* **What you need to do**
Restate each of the lines given below, word for word.

* **Data provided**
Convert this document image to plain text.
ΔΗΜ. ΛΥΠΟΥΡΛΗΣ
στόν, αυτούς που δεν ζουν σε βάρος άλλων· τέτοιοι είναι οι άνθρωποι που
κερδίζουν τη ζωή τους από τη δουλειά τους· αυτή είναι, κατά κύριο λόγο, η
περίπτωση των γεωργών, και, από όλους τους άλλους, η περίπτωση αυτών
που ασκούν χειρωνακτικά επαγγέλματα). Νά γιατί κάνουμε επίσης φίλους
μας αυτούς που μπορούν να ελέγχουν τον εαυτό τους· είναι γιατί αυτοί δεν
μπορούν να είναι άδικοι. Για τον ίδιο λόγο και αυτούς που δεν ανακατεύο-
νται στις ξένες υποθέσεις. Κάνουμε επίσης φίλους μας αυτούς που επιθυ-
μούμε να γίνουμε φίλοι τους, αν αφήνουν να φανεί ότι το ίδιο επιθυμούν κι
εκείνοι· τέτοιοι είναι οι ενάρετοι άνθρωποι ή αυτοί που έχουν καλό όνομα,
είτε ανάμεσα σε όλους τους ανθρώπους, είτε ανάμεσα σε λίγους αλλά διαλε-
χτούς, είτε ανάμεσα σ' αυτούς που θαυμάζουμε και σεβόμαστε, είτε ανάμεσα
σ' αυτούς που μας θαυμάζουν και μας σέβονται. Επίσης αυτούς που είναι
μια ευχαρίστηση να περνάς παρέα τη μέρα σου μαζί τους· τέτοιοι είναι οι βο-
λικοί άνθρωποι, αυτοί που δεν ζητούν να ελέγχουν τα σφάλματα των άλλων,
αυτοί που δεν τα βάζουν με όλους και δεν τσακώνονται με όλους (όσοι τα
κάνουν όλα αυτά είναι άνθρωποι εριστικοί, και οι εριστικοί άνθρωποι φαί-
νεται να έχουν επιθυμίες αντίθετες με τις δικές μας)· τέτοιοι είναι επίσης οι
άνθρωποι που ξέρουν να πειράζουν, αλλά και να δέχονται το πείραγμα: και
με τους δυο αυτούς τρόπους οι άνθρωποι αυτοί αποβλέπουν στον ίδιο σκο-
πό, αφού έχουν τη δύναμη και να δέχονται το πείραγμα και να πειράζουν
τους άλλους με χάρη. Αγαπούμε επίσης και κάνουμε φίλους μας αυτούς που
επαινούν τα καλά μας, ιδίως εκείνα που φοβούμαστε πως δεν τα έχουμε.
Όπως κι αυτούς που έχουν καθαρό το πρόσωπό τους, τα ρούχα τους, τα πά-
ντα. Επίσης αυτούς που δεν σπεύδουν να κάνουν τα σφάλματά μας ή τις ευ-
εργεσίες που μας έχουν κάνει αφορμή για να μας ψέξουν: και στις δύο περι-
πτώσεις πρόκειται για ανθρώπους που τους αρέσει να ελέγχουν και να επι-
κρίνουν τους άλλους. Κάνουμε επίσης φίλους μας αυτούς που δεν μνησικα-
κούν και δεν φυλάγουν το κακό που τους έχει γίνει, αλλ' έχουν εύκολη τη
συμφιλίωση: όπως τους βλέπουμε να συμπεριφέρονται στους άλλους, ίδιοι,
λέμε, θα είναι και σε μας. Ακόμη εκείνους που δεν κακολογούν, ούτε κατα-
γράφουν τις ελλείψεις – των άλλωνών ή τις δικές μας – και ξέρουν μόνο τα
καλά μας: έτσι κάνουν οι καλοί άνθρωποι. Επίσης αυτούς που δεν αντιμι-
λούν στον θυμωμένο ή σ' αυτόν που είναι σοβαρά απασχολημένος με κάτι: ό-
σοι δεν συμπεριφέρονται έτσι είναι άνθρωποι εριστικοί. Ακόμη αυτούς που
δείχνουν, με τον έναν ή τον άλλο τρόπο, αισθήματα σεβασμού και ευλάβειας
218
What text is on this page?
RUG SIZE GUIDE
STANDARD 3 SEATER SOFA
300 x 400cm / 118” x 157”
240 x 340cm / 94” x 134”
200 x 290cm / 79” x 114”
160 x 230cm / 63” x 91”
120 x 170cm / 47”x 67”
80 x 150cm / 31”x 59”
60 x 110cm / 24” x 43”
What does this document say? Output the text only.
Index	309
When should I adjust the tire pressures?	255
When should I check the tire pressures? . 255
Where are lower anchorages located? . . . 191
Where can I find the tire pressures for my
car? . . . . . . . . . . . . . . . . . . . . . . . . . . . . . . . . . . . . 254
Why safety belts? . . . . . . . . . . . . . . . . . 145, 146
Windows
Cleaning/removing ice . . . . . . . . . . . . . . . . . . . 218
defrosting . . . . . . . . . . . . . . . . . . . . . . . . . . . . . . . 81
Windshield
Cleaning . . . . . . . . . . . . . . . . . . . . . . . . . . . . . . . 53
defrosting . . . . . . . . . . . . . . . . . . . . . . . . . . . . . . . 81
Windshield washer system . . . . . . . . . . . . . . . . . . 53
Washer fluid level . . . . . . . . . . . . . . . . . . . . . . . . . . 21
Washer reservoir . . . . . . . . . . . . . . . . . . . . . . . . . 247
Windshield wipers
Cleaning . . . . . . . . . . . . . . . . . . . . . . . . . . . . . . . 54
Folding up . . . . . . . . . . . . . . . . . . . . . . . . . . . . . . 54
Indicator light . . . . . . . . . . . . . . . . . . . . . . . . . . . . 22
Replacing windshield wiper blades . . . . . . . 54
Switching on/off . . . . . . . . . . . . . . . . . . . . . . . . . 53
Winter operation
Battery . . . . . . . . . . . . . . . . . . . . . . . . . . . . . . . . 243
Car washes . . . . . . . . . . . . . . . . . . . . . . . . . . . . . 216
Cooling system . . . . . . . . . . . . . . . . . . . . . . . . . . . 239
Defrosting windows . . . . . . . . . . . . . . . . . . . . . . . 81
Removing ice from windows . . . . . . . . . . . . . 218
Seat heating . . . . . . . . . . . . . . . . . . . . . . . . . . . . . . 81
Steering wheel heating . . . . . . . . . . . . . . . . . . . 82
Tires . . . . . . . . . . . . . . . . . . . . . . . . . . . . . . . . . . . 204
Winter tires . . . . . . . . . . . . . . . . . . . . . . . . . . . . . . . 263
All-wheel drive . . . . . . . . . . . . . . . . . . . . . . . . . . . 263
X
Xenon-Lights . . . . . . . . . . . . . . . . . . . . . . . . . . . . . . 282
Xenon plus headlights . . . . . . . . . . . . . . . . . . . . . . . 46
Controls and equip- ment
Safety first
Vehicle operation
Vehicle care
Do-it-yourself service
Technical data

* **Answer to the exercise**
Convert this document image to plain text.
ΔΗΜ. ΛΥΠΟΥΡΛΗΣ
στόν, αυτούς που δεν ζουν σε βάρος άλλων· τέτοιοι είναι οι άνθρωποι που
κερδίζουν τη ζωή τους από τη δουλειά τους· αυτή είναι, κατά κύριο λόγο, η
περίπτωση των γεωργών, και, από όλους τους άλλους, η περίπτωση αυτών
που ασκούν χειρωνακτικά επαγγέλματα). Νά γιατί κάνουμε επίσης φίλους
μας αυτούς που μπορούν να ελέγχουν τον εαυτό τους· είναι γιατί αυτοί δεν
μπορούν να είναι άδικοι. Για τον ίδιο λόγο και αυτούς που δεν ανακατεύο-
νται στις ξένες υποθέσεις. Κάνουμε επίσης φίλους μας αυτούς που επιθυ-
μούμε να γίνουμε φίλοι τους, αν αφήνουν να φανεί ότι το ίδιο επιθυμούν κι
εκείνοι· τέτοιοι είναι οι ενάρετοι άνθρωποι ή αυτοί που έχουν καλό όνομα,
είτε ανάμεσα σε όλους τους ανθρώπους, είτε ανάμεσα σε λίγους αλλά διαλε-
χτούς, είτε ανάμεσα σ' αυτούς που θαυμάζουμε και σεβόμαστε, είτε ανάμεσα
σ' αυτούς που μας θαυμάζουν και μας σέβονται. Επίσης αυτούς που είναι
μια ευχαρίστηση να περνάς παρέα τη μέρα σου μαζί τους· τέτοιοι είναι οι βο-
λικοί άνθρωποι, αυτοί που δεν ζητούν να ελέγχουν τα σφάλματα των άλλων,
αυτοί που δεν τα βάζουν με όλους και δεν τσακώνονται με όλους (όσοι τα
κάνουν όλα αυτά είναι άνθρωποι εριστικοί, και οι εριστικοί άνθρωποι φαί-
νεται να έχουν επιθυμίες αντίθετες με τις δικές μας)· τέτοιοι είναι επίσης οι
άνθρωποι που ξέρουν να πειράζουν, αλλά και να δέχονται το πείραγμα: και
με τους δυο αυτούς τρόπους οι άνθρωποι αυτοί αποβλέπουν στον ίδιο σκο-
πό, αφού έχουν τη δύναμη και να δέχονται το πείραγμα και να πειράζουν
τους άλλους με χάρη. Αγαπούμε επίσης και κάνουμε φίλους μας αυτούς που
επαινούν τα καλά μας, ιδίως εκείνα που φοβούμαστε πως δεν τα έχουμε.
Όπως κι αυτούς που έχουν καθαρό το πρόσωπό τους, τα ρούχα τους, τα πά-
ντα. Επίσης αυτούς που δεν σπεύδουν να κάνουν τα σφάλματά μας ή τις ευ-
εργεσίες που μας έχουν κάνει αφορμή για να μας ψέξουν: και στις δύο περι-
πτώσεις πρόκειται για ανθρώπους που τους αρέσει να ελέγχουν και να επι-
κρίνουν τους άλλους. Κάνουμε επίσης φίλους μας αυτούς που δεν μνησικα-
κούν και δεν φυλάγουν το κακό που τους έχει γίνει, αλλ' έχουν εύκολη τη
συμφιλίωση: όπως τους βλέπουμε να συμπεριφέρονται στους άλλους, ίδιοι,
λέμε, θα είναι και σε μας. Ακόμη εκείνους που δεν κακολογούν, ούτε κατα-
γράφουν τις ελλείψεις – των άλλωνών ή τις δικές μας – και ξέρουν μόνο τα
καλά μας: έτσι κάνουν οι καλοί άνθρωποι. Επίσης αυτούς που δεν αντιμι-
λούν στον θυμωμένο ή σ' αυτόν που είναι σοβαρά απασχολημένος με κάτι: ό-
σοι δεν συμπεριφέρονται έτσι είναι άνθρωποι εριστικοί. Ακόμη αυτούς που
δείχνουν, με τον έναν ή τον άλλο τρόπο, αισθήματα σεβασμού και ευλάβειας
218
What text is on this page?
RUG SIZE GUIDE
STANDARD 3 SEATER SOFA
300 x 400cm / 118” x 157”
240 x 340cm / 94” x 134”
200 x 290cm / 79” x 114”
160 x 230cm / 63” x 91”
120 x 170cm / 47”x 67”
80 x 150cm / 31”x 59”
60 x 110cm / 24” x 43”
What does this document say? Output the text only.
Index	309
When should I adjust the tire pressures?	255
When should I check the tire pressures? . 255
Where are lower anchorages located? . . . 191
Where can I find the tire pressures for my
car? . . . . . . . . . . . . . . . . . . . . . . . . . . . . . . . . . . . . 254
Why safety belts? . . . . . . . . . . . . . . . . . 145, 146
Windows
Cleaning/removing ice . . . . . . . . . . . . . . . . . . . 218
defrosting . . . . . . . . . . . . . . . . . . . . . . . . . . . . . . . 81
Windshield
Cleaning . . . . . . . . . . . . . . . . . . . . . . . . . . . . . . . 53
defrosting . . . . . . . . . . . . . . . . . . . . . . . . . . . . . . . 81
Windshield washer system . . . . . . . . . . . . . . . . . . 53
Washer fluid level . . . . . . . . . . . . . . . . . . . . . . . . . . 21
Washer reservoir . . . . . . . . . . . . . . . . . . . . . . . . . 247
Windshield wipers
Cleaning . . . . . . . . . . . . . . . . . . . . . . . . . . . . . . . 54
Folding up . . . . . . . . . . . . . . . . . . . . . . . . . . . . . . 54
Indicator light . . . . . . . . . . . . . . . . . . . . . . . . . . . . 22
Replacing windshield wiper blades . . . . . . . 54
Switching on/off . . . . . . . . . . . . . . . . . . . . . . . . . 53
Winter operation
Battery . . . . . . . . . . . . . . . . . . . . . . . . . . . . . . . . 243
Car washes . . . . . . . . . . . . . . . . . . . . . . . . . . . . . 216
Cooling system . . . . . . . . . . . . . . . . . . . . . . . . . . . 239
Defrosting windows . . . . . . . . . . . . . . . . . . . . . . . 81
Removing ice from windows . . . . . . . . . . . . . 218
Seat heating . . . . . . . . . . . . . . . . . . . . . . . . . . . . . . 81
Steering wheel heating . . . . . . . . . . . . . . . . . . . 82
Tires . . . . . . . . . . . . . . . . . . . . . . . . . . . . . . . . . . . 204
Winter tires . . . . . . . . . . . . . . . . . . . . . . . . . . . . . . . 263
All-wheel drive . . . . . . . . . . . . . . . . . . . . . . . . . . . 263
X
Xenon-Lights . . . . . . . . . . . . . . . . . . . . . . . . . . . . . . 282
Xenon plus headlights . . . . . . . . . . . . . . . . . . . . . . . 46
Controls and equip- ment
Safety first
Vehicle operation
Vehicle care
Do-it-yourself service
Technical data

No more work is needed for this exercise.